• _Exercise requirements_: Transcribe the material in full. Nothing should differ except that the pictures are left out.

• _Provided records_:

::::

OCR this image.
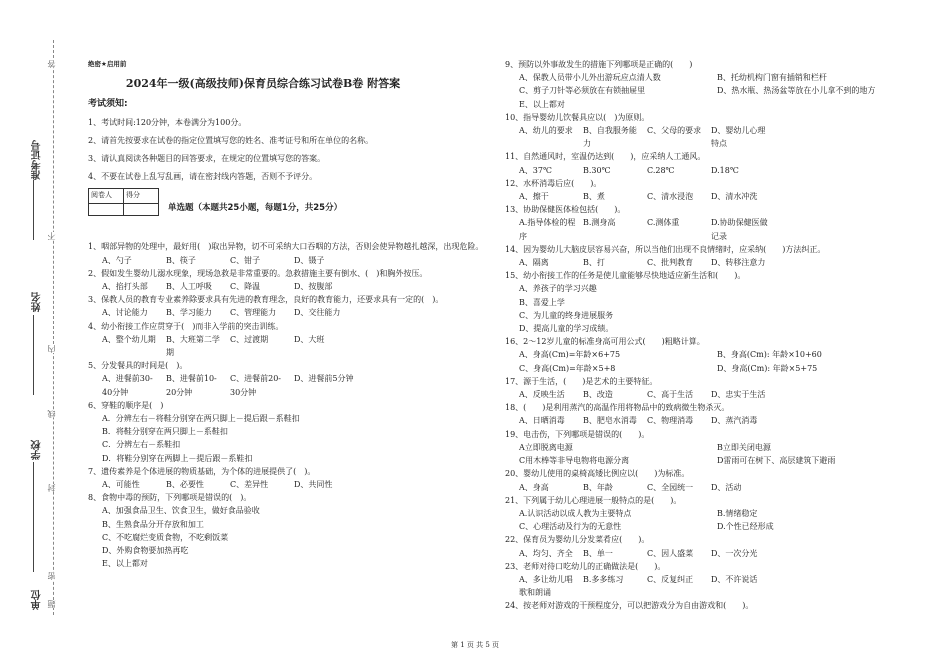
准考证号
姓名
学校
单位
答
不
内
线
封
密
题
绝密★启用前
2024年一级(高级技师)保育员综合练习试卷B卷 附答案
考试须知:

1、考试时间:120分钟，本卷满分为100分。

2、请首先按要求在试卷的指定位置填写您的姓名、准考证号和所在单位的名称。

3、请认真阅读各种题目的回答要求，在规定的位置填写您的答案。

4、不要在试卷上乱写乱画，请在密封线内答题，否则不予评分。

阅卷人	得分

单选题（本题共25小题，每题1分，共25分）
1、咽部异物的处理中，最好用(　)取出异物，切不可采纳大口吞咽的方法，否则会使异物越扎越深，出现危险。
A、勺子	B、筷子	C、钳子	D、镊子
2、假如发生婴幼儿溺水现象，现场急救是非常重要的。急救措施主要有倒水、(　)和胸外按压。
A、掐打头部	B、人工呼吸	C、降温	D、按腹部
3、保教人员的教育专业素养除要求具有先进的教育理念，良好的教育能力，还要求具有一定的(　)。
A、讨论能力	B、学习能力	C、管理能力	D、交往能力
4、幼小衔接工作应贯穿于(　)而非入学前的突击训练。
A、整个幼儿期	B、大班第二学期
C、过渡期	D、大班
5、分发餐具的时间是(　)。
A、进餐前30-40分钟
B、进餐前10-20分钟
C、进餐前20-30分钟
D、进餐前5分钟
6、穿鞋的顺序是(　)
A．分辨左右－将鞋分别穿在两只脚上－提后跟－系鞋扣
B．将鞋分别穿在两只脚上－系鞋扣
C．分辨左右－系鞋扣
D．将鞋分别穿在两脚上－提后跟－系鞋扣
7、遗传素养是个体进展的物质基础，为个体的进展提供了(　)。
A、可能性	B、必要性	C、差异性	D、共同性
8、食物中毒的预防，下列哪项是错误的(　)。
A、加强食品卫生、饮食卫生，做好食品验收
B、生熟食品分开存放和加工
C、不吃腐烂变质食物，不吃剩饭菜
D、外购食物要加热再吃
E、以上都对
9、预防以外事故发生的措施下列哪项是正确的(　　)
A、保教人员带小儿外出游玩应点清人数	B、托幼机构门窗有插销和栏杆
C、剪子刀针等必须放在有锁抽屉里	D、热水瓶、热汤盆等放在小儿拿不到的地方
E、以上都对
10、指导婴幼儿饮餐具应以(　)为原则。
A、幼儿的要求	B、自我服务能力
C、父母的要求	D、婴幼儿心理特点
11、自然通风时，室温仍达到(　　)，应采纳人工通风。
A、37℃	B.30℃	C.28℃	D.18℃
12、水杯消毒后应(　　)。
A、擦干	B、煮	C、清水浸泡	D、清水冲洗
13、协助保健医体检包括(　　)。
A.指导体检的程序
B.测身高	C.测体重	D.协助保健医做记录
14、因为婴幼儿大脑皮层容易兴奋，所以当他们出现不良情绪时，应采纳(　　)方法纠正。
A、隔离	B、打	C、批判教育	D、转移注意力
15、幼小衔接工作的任务是使儿童能够尽快地适应新生活和(　　)。
A、养孩子的学习兴趣
B、喜爱上学
C、为儿童的终身进展服务
D、提高儿童的学习成绩。
16、2～12岁儿童的标准身高可用公式(　　)粗略计算。
A、身高(Cm)=年龄×6+75	B、身高(Cm): 年龄×10+60
C、身高(Cm)=年龄×5+8	D、身高(Cm): 年龄×5+75
17、源于生活，(　　)是艺术的主要特征。
A、反映生活	B、改造	C、高于生活	D、忠实于生活
18、(　　)是利用蒸汽的高温作用将物品中的致病微生物杀灭。
A、日晒消毒	B、肥皂水消毒	C、物理消毒	D、蒸汽消毒
19、电击伤，下列哪项是错误的(　　)。
A立即脱离电源	B立即关闭电源
C用木棒等非导电物将电源分离	D雷雨可在树下、高层建筑下避雨
20、婴幼儿使用的桌椅高矮比例应以(　　)为标准。
A、身高	B、年龄	C、全园统一	D、活动
21、下列属于幼儿心理进展一般特点的是(　　)。
A.认识活动以成人教为主要特点	B.情绪稳定
C、心理活动及行为的无意性	D.个性已经形成
22、保育员为婴幼儿分发菜肴应(　　)。
A、均匀、齐全	B、单一	C、因人盛菜	D、一次分光
23、老师对待口吃幼儿的正确做法是(　　)。
A、多让幼儿唱歌和朗诵
B.多多练习	C、反复纠正	D、不许说话
24、按老师对游戏的干预程度分，可以把游戏分为自由游戏和(　　)。
第 1 页 共 5 页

::::

• _Final result_:
OCR this image.
准考证号
姓名
学校
单位
答
不
内
线
封
密
题
绝密★启用前
2024年一级(高级技师)保育员综合练习试卷B卷 附答案
考试须知:

1、考试时间:120分钟，本卷满分为100分。

2、请首先按要求在试卷的指定位置填写您的姓名、准考证号和所在单位的名称。

3、请认真阅读各种题目的回答要求，在规定的位置填写您的答案。

4、不要在试卷上乱写乱画，请在密封线内答题，否则不予评分。

阅卷人	得分

单选题（本题共25小题，每题1分，共25分）
1、咽部异物的处理中，最好用(　)取出异物，切不可采纳大口吞咽的方法，否则会使异物越扎越深，出现危险。
A、勺子	B、筷子	C、钳子	D、镊子
2、假如发生婴幼儿溺水现象，现场急救是非常重要的。急救措施主要有倒水、(　)和胸外按压。
A、掐打头部	B、人工呼吸	C、降温	D、按腹部
3、保教人员的教育专业素养除要求具有先进的教育理念，良好的教育能力，还要求具有一定的(　)。
A、讨论能力	B、学习能力	C、管理能力	D、交往能力
4、幼小衔接工作应贯穿于(　)而非入学前的突击训练。
A、整个幼儿期	B、大班第二学期
C、过渡期	D、大班
5、分发餐具的时间是(　)。
A、进餐前30-40分钟
B、进餐前10-20分钟
C、进餐前20-30分钟
D、进餐前5分钟
6、穿鞋的顺序是(　)
A．分辨左右－将鞋分别穿在两只脚上－提后跟－系鞋扣
B．将鞋分别穿在两只脚上－系鞋扣
C．分辨左右－系鞋扣
D．将鞋分别穿在两脚上－提后跟－系鞋扣
7、遗传素养是个体进展的物质基础，为个体的进展提供了(　)。
A、可能性	B、必要性	C、差异性	D、共同性
8、食物中毒的预防，下列哪项是错误的(　)。
A、加强食品卫生、饮食卫生，做好食品验收
B、生熟食品分开存放和加工
C、不吃腐烂变质食物，不吃剩饭菜
D、外购食物要加热再吃
E、以上都对
9、预防以外事故发生的措施下列哪项是正确的(　　)
A、保教人员带小儿外出游玩应点清人数	B、托幼机构门窗有插销和栏杆
C、剪子刀针等必须放在有锁抽屉里	D、热水瓶、热汤盆等放在小儿拿不到的地方
E、以上都对
10、指导婴幼儿饮餐具应以(　)为原则。
A、幼儿的要求	B、自我服务能力
C、父母的要求	D、婴幼儿心理特点
11、自然通风时，室温仍达到(　　)，应采纳人工通风。
A、37℃	B.30℃	C.28℃	D.18℃
12、水杯消毒后应(　　)。
A、擦干	B、煮	C、清水浸泡	D、清水冲洗
13、协助保健医体检包括(　　)。
A.指导体检的程序
B.测身高	C.测体重	D.协助保健医做记录
14、因为婴幼儿大脑皮层容易兴奋，所以当他们出现不良情绪时，应采纳(　　)方法纠正。
A、隔离	B、打	C、批判教育	D、转移注意力
15、幼小衔接工作的任务是使儿童能够尽快地适应新生活和(　　)。
A、养孩子的学习兴趣
B、喜爱上学
C、为儿童的终身进展服务
D、提高儿童的学习成绩。
16、2～12岁儿童的标准身高可用公式(　　)粗略计算。
A、身高(Cm)=年龄×6+75	B、身高(Cm): 年龄×10+60
C、身高(Cm)=年龄×5+8	D、身高(Cm): 年龄×5+75
17、源于生活，(　　)是艺术的主要特征。
A、反映生活	B、改造	C、高于生活	D、忠实于生活
18、(　　)是利用蒸汽的高温作用将物品中的致病微生物杀灭。
A、日晒消毒	B、肥皂水消毒	C、物理消毒	D、蒸汽消毒
19、电击伤，下列哪项是错误的(　　)。
A立即脱离电源	B立即关闭电源
C用木棒等非导电物将电源分离	D雷雨可在树下、高层建筑下避雨
20、婴幼儿使用的桌椅高矮比例应以(　　)为标准。
A、身高	B、年龄	C、全园统一	D、活动
21、下列属于幼儿心理进展一般特点的是(　　)。
A.认识活动以成人教为主要特点	B.情绪稳定
C、心理活动及行为的无意性	D.个性已经形成
22、保育员为婴幼儿分发菜肴应(　　)。
A、均匀、齐全	B、单一	C、因人盛菜	D、一次分光
23、老师对待口吃幼儿的正确做法是(　　)。
A、多让幼儿唱歌和朗诵
B.多多练习	C、反复纠正	D、不许说话
24、按老师对游戏的干预程度分，可以把游戏分为自由游戏和(　　)。
第 1 页 共 5 页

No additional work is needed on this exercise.